* Begin Records for the exercise *
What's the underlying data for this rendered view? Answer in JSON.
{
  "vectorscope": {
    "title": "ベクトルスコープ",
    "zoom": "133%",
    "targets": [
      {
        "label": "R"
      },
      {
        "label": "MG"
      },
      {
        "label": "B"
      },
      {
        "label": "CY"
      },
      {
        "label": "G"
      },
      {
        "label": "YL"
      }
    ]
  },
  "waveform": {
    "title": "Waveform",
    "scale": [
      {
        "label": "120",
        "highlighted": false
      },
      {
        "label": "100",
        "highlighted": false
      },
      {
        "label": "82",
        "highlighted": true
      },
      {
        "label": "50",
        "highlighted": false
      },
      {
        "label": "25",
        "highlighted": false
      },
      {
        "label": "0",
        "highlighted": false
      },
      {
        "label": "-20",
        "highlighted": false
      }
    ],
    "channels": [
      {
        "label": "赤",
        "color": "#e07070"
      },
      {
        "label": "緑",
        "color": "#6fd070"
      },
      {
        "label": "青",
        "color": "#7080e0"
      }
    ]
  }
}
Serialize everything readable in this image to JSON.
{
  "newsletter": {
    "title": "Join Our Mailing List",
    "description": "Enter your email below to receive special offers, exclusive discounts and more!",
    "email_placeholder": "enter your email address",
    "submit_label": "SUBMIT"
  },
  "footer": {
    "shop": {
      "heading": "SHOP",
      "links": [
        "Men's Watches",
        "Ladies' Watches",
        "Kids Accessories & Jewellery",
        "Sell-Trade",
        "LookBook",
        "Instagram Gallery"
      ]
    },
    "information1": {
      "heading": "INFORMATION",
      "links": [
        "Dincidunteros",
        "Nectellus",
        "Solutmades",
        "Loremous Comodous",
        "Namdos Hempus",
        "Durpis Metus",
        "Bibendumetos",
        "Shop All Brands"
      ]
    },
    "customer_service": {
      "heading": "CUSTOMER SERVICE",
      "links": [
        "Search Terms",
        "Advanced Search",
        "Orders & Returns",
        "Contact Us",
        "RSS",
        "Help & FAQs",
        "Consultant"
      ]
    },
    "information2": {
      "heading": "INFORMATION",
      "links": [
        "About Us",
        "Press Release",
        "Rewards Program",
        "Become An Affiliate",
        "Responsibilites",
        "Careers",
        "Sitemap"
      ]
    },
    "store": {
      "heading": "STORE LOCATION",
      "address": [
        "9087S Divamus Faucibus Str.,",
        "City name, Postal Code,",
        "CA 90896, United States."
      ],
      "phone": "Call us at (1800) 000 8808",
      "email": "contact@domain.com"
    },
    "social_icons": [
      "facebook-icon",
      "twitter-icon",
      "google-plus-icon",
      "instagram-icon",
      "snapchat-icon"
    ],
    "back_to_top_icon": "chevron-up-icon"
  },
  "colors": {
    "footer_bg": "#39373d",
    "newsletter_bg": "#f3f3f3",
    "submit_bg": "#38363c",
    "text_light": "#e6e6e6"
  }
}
* End Records for the exercise *
How many of the lines above hold "your"? Answer with only the number.

Output for this exercise
2